** START Data **
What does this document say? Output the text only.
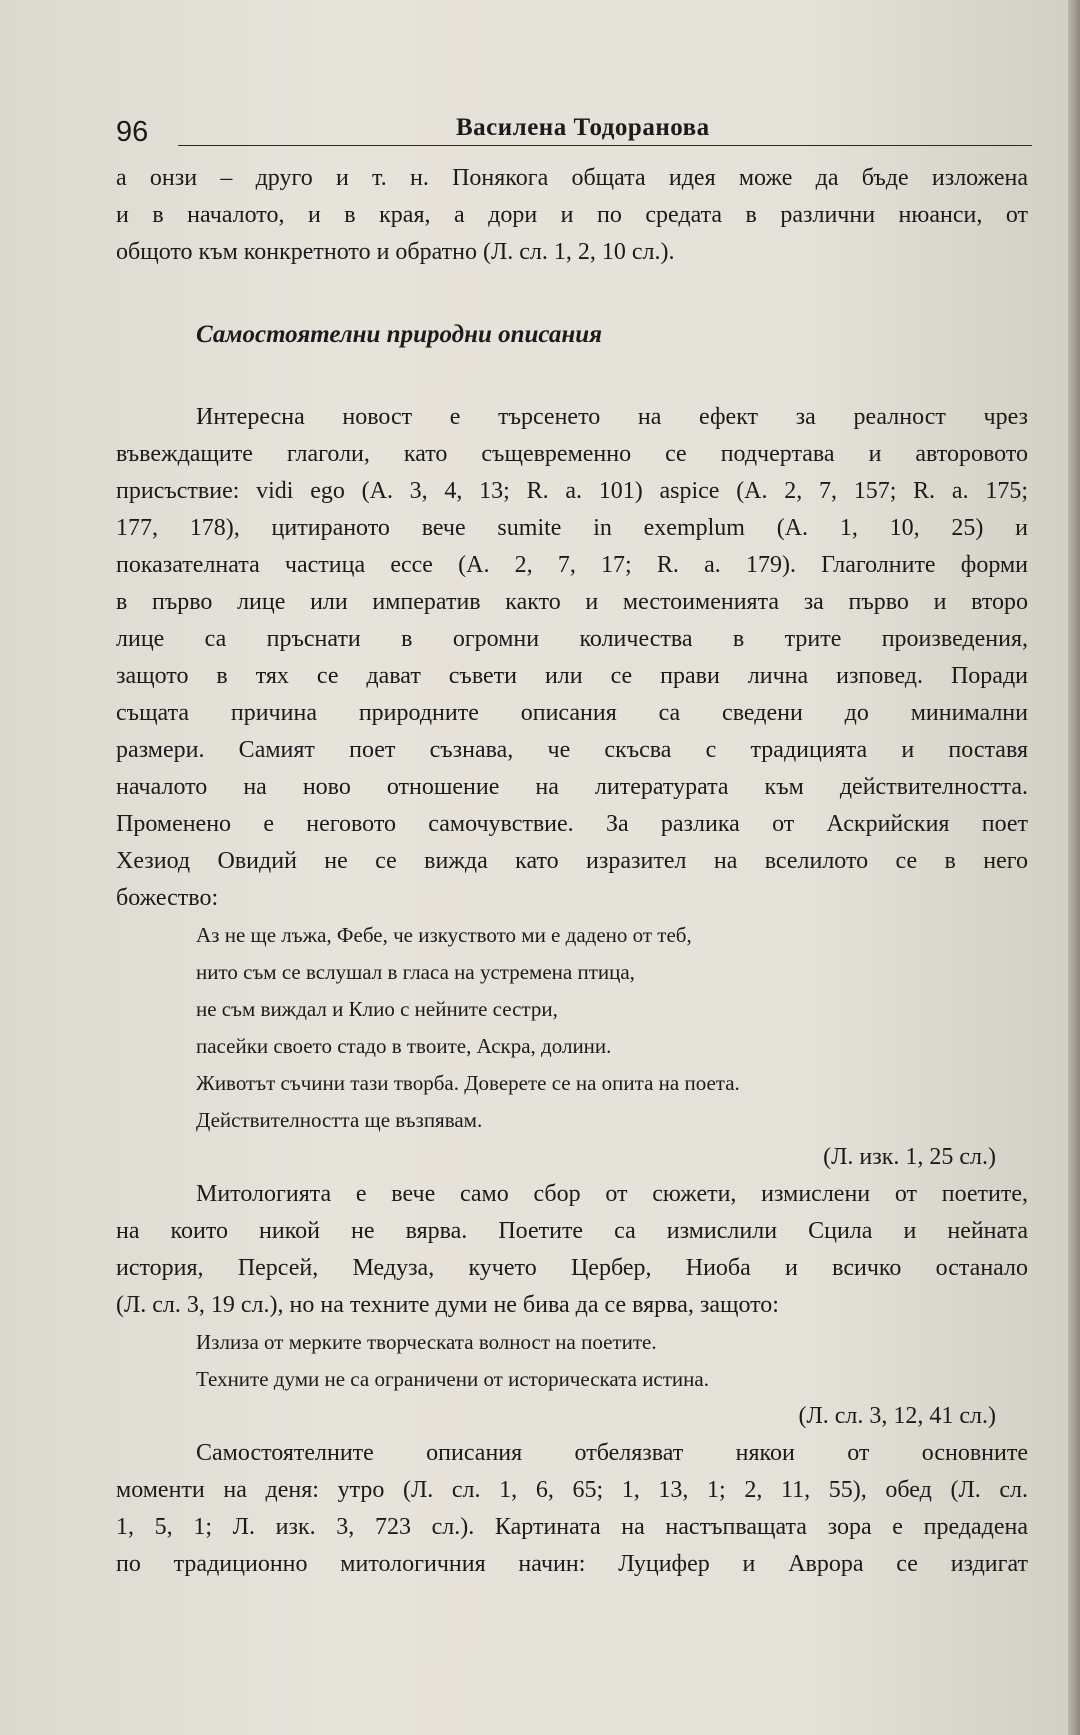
96	Василена Тодоранова
а онзи – друго и т. н. Понякога общата идея може да бъде изложена
и в началото, и в края, а дори и по средата в различни нюанси, от
общото към конкретното и обратно (Л. сл. 1, 2, 10 сл.).
Самостоятелни природни описания
Интересна новост е търсенето на ефект за реалност чрез
въвеждащите глаголи, като същевременно се подчертава и авторовото
присъствие: vidi ego (А. 3, 4, 13; R. a. 101) aspice (А. 2, 7, 157; R. a. 175;
177, 178), цитираното вече sumite in exemplum (А. 1, 10, 25) и
показателната частица ecce (А. 2, 7, 17; R. a. 179). Глаголните форми
в първо лице или императив както и местоименията за първо и второ
лице са пръснати в огромни количества в трите произведения,
защото в тях се дават съвети или се прави лична изповед. Поради
същата причина природните описания са сведени до минимални
размери. Самият поет съзнава, че скъсва с традицията и поставя
началото на ново отношение на литературата към действителността.
Променено е неговото самочувствие. За разлика от Аскрийския поет
Хезиод Овидий не се вижда като изразител на вселилото се в него
божество:
Аз не ще лъжа, Фебе, че изкуството ми е дадено от теб,
нито съм се вслушал в гласа на устремена птица,
не съм виждал и Клио с нейните сестри,
пасейки своето стадо в твоите, Аскра, долини.
Животът съчини тази творба. Доверете се на опита на поета.
Действителността ще възпявам.
(Л. изк. 1, 25 сл.)
Митологията е вече само сбор от сюжети, измислени от поетите,
на които никой не вярва. Поетите са измислили Сцила и нейната
история, Персей, Медуза, кучето Цербер, Ниоба и всичко останало
(Л. сл. 3, 19 сл.), но на техните думи не бива да се вярва, защото:
Излиза от мерките творческата волност на поетите.
Техните думи не са ограничени от историческата истина.
(Л. сл. 3, 12, 41 сл.)
Самостоятелните описания отбелязват някои от основните
моменти на деня: утро (Л. сл. 1, 6, 65; 1, 13, 1; 2, 11, 55), обед (Л. сл.
1, 5, 1; Л. изк. 3, 723 сл.). Картината на настъпващата зора е предадена
по традиционно митологичния начин: Луцифер и Аврора се издигат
** END Data **
* Exercise
Within the data above, pick out all lines holding the word "лице".

* Solved exercise
в първо лице или императив както и местоименията за първо и второ
лице са пръснати в огромни количества в трите произведения,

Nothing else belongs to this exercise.